= WHAT TO WORK ON =
Each line of the material below should be reproduced exactly.

>> begin MATERIAL SHOWN

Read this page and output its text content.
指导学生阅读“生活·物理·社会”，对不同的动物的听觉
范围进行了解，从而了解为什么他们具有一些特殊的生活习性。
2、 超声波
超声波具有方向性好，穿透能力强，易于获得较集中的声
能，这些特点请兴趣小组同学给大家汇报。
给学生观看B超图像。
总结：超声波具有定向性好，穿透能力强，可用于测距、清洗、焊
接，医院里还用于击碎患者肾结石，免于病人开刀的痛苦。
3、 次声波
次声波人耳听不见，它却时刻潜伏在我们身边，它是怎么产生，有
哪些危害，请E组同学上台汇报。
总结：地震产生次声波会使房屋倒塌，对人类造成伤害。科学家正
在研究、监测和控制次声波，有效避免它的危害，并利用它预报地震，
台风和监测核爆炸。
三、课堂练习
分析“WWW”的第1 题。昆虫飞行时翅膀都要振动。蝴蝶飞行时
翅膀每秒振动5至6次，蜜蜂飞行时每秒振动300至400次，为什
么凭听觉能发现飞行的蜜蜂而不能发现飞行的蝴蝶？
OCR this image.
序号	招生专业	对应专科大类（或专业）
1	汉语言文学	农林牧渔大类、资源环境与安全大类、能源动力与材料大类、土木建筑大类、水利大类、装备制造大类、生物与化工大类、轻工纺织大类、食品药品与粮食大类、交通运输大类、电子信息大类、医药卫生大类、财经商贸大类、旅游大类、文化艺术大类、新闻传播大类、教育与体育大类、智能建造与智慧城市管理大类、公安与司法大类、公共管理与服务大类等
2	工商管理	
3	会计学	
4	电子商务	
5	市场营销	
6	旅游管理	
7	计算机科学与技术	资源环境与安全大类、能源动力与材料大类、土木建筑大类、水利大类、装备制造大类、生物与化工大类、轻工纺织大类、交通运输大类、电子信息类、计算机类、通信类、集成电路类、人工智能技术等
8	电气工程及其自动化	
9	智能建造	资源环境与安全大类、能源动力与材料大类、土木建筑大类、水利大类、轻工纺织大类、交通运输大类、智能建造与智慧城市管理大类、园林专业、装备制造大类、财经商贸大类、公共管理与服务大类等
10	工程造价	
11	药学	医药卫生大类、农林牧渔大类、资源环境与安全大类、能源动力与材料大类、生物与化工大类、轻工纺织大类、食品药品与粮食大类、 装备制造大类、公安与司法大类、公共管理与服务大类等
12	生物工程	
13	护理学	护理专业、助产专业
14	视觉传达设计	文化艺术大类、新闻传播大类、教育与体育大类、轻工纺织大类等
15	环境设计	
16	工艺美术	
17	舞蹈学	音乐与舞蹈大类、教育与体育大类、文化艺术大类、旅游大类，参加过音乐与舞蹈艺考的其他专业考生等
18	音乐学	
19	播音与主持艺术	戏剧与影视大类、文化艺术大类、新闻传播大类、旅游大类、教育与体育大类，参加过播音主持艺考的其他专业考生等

>> end MATERIAL SHOWN

= SOLUTION TO THIS EXERCISE =
Read this page and output its text content.
指导学生阅读“生活·物理·社会”，对不同的动物的听觉
范围进行了解，从而了解为什么他们具有一些特殊的生活习性。
2、 超声波
超声波具有方向性好，穿透能力强，易于获得较集中的声
能，这些特点请兴趣小组同学给大家汇报。
给学生观看B超图像。
总结：超声波具有定向性好，穿透能力强，可用于测距、清洗、焊
接，医院里还用于击碎患者肾结石，免于病人开刀的痛苦。
3、 次声波
次声波人耳听不见，它却时刻潜伏在我们身边，它是怎么产生，有
哪些危害，请E组同学上台汇报。
总结：地震产生次声波会使房屋倒塌，对人类造成伤害。科学家正
在研究、监测和控制次声波，有效避免它的危害，并利用它预报地震，
台风和监测核爆炸。
三、课堂练习
分析“WWW”的第1 题。昆虫飞行时翅膀都要振动。蝴蝶飞行时
翅膀每秒振动5至6次，蜜蜂飞行时每秒振动300至400次，为什
么凭听觉能发现飞行的蜜蜂而不能发现飞行的蝴蝶？
OCR this image.
序号	招生专业	对应专科大类（或专业）
1	汉语言文学	农林牧渔大类、资源环境与安全大类、能源动力与材料大类、土木建筑大类、水利大类、装备制造大类、生物与化工大类、轻工纺织大类、食品药品与粮食大类、交通运输大类、电子信息大类、医药卫生大类、财经商贸大类、旅游大类、文化艺术大类、新闻传播大类、教育与体育大类、智能建造与智慧城市管理大类、公安与司法大类、公共管理与服务大类等
2	工商管理	
3	会计学	
4	电子商务	
5	市场营销	
6	旅游管理	
7	计算机科学与技术	资源环境与安全大类、能源动力与材料大类、土木建筑大类、水利大类、装备制造大类、生物与化工大类、轻工纺织大类、交通运输大类、电子信息类、计算机类、通信类、集成电路类、人工智能技术等
8	电气工程及其自动化	
9	智能建造	资源环境与安全大类、能源动力与材料大类、土木建筑大类、水利大类、轻工纺织大类、交通运输大类、智能建造与智慧城市管理大类、园林专业、装备制造大类、财经商贸大类、公共管理与服务大类等
10	工程造价	
11	药学	医药卫生大类、农林牧渔大类、资源环境与安全大类、能源动力与材料大类、生物与化工大类、轻工纺织大类、食品药品与粮食大类、 装备制造大类、公安与司法大类、公共管理与服务大类等
12	生物工程	
13	护理学	护理专业、助产专业
14	视觉传达设计	文化艺术大类、新闻传播大类、教育与体育大类、轻工纺织大类等
15	环境设计	
16	工艺美术	
17	舞蹈学	音乐与舞蹈大类、教育与体育大类、文化艺术大类、旅游大类，参加过音乐与舞蹈艺考的其他专业考生等
18	音乐学	
19	播音与主持艺术	戏剧与影视大类、文化艺术大类、新闻传播大类、旅游大类、教育与体育大类，参加过播音主持艺考的其他专业考生等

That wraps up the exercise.